Copy each line that contains the word "BINANCE".

==================================================

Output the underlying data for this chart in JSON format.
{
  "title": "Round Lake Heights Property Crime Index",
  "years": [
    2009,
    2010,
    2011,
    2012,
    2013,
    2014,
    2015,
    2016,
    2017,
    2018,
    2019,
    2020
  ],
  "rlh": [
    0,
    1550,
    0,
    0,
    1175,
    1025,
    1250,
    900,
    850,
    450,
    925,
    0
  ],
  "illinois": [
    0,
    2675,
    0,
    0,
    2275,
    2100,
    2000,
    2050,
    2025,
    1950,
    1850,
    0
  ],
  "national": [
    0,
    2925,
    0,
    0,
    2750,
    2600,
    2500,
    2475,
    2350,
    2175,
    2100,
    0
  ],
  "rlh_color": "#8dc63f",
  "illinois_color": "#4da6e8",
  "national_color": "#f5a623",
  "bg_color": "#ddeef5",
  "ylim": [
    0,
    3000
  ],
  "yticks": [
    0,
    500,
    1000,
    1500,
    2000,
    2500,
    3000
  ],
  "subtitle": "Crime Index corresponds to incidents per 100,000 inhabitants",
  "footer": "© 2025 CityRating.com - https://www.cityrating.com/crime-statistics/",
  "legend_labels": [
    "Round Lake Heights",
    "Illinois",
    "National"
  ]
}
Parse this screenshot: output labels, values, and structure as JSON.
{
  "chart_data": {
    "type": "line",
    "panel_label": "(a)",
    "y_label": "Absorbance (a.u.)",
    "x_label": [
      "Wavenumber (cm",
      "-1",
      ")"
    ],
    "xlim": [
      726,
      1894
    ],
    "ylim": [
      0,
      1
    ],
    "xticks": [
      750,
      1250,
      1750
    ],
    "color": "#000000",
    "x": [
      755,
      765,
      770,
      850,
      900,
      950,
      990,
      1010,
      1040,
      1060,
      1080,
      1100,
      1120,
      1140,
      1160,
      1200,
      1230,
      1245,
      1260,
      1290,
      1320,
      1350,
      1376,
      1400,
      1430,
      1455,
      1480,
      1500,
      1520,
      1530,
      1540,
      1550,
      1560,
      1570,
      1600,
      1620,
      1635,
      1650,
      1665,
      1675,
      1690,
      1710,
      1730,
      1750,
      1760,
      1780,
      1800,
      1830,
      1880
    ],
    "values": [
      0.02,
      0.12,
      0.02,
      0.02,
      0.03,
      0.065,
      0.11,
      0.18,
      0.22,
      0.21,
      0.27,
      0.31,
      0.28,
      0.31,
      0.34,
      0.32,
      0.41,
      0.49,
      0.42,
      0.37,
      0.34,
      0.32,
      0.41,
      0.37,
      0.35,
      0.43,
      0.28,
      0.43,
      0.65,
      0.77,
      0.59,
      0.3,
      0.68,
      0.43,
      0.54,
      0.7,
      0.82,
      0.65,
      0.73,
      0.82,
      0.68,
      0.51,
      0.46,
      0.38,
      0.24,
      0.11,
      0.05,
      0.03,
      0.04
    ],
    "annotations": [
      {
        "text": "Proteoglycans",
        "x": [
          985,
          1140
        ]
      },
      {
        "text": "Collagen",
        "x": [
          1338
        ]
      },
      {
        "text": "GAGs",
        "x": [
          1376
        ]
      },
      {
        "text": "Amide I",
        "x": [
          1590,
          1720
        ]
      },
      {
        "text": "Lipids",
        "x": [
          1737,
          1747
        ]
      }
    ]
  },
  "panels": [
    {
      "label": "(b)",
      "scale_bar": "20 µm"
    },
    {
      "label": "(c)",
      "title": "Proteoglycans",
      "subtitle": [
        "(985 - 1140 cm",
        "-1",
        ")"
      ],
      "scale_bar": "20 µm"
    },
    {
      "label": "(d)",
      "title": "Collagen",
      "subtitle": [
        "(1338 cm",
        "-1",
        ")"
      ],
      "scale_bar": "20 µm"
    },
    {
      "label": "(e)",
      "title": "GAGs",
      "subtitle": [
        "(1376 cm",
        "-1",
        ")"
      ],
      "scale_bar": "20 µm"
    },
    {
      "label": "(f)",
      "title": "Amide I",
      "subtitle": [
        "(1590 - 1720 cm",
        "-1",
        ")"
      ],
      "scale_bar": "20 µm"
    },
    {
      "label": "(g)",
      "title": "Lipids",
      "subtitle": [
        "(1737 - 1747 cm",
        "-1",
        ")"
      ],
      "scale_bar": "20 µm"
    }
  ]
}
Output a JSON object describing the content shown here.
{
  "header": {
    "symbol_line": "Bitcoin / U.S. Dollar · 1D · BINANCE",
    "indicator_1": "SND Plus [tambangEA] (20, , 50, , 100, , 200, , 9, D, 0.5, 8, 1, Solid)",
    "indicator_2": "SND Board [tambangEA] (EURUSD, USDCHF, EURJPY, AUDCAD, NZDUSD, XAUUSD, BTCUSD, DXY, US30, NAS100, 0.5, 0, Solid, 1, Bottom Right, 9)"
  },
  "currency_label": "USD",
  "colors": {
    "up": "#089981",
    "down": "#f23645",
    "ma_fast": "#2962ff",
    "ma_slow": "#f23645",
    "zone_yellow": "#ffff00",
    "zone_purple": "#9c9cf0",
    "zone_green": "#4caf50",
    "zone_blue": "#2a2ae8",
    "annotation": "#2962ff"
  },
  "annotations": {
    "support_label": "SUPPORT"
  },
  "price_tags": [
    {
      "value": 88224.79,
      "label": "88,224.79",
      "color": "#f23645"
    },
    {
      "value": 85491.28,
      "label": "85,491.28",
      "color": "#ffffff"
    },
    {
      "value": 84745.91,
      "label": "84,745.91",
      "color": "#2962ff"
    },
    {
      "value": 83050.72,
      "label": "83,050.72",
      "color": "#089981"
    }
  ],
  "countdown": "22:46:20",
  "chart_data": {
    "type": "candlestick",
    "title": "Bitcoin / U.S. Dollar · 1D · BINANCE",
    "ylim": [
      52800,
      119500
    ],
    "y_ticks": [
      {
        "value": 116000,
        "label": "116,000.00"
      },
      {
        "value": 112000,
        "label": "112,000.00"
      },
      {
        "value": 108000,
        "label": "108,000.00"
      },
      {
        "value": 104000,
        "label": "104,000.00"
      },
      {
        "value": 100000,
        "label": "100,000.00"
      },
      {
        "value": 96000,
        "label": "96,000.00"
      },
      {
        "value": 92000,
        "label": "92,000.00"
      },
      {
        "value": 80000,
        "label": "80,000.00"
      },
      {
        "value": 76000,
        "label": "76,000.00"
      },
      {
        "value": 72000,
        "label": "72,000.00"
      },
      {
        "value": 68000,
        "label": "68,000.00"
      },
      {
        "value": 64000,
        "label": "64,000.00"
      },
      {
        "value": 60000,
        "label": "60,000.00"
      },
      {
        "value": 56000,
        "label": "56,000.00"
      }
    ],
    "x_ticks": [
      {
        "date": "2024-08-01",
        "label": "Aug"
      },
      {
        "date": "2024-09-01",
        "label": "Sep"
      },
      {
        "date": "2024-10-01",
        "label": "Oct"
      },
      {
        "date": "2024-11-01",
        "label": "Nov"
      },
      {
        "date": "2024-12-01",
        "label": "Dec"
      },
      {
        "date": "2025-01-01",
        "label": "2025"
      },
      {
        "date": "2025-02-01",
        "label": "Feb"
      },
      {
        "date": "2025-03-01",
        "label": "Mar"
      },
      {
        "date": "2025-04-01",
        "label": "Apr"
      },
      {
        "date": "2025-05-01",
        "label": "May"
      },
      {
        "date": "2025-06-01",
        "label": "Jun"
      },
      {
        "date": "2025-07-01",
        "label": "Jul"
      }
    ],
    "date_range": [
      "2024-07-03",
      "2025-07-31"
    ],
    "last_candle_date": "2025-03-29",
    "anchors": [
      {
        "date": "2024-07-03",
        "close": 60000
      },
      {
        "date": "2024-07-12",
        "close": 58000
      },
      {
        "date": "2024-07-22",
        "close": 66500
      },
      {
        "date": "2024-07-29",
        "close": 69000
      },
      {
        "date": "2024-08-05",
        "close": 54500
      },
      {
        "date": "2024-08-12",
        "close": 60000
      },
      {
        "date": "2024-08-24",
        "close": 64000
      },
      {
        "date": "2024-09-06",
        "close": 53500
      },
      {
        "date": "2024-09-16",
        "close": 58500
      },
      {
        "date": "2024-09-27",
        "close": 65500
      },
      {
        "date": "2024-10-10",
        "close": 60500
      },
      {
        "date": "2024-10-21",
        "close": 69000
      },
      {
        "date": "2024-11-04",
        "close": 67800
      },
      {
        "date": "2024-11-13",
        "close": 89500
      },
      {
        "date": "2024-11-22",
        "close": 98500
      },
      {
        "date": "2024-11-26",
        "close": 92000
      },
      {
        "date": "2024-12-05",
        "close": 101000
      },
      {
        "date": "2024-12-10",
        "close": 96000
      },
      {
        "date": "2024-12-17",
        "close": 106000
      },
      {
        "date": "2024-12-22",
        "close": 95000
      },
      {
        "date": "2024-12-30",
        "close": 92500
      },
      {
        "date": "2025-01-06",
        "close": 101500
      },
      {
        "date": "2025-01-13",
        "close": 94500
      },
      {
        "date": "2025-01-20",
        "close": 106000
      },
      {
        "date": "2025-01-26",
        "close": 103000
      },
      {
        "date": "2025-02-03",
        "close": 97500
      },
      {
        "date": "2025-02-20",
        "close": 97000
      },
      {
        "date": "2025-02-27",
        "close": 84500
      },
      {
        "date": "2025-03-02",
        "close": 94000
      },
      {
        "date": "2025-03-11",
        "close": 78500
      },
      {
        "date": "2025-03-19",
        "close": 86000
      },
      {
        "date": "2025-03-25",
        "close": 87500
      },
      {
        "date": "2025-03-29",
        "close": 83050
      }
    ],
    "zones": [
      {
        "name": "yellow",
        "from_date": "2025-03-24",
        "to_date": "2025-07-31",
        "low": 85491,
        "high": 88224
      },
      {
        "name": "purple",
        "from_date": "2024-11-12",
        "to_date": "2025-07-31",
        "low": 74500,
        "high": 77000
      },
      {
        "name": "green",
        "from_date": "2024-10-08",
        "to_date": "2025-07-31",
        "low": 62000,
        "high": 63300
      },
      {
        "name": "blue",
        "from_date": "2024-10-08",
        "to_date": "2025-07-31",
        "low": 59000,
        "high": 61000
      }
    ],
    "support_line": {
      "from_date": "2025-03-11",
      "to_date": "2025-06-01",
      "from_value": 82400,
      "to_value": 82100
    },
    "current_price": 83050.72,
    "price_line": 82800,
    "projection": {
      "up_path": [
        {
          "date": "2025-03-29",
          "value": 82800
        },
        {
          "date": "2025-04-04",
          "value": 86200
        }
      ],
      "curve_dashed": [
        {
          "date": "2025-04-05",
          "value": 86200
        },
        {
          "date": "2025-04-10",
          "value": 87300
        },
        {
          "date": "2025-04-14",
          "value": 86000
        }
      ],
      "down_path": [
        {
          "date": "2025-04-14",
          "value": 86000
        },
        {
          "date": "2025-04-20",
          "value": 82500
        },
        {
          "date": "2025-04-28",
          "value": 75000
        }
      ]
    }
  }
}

==================================================

Exercise response:
    "symbol_line": "Bitcoin / U.S. Dollar · 1D · BINANCE",
    "title": "Bitcoin / U.S. Dollar · 1D · BINANCE",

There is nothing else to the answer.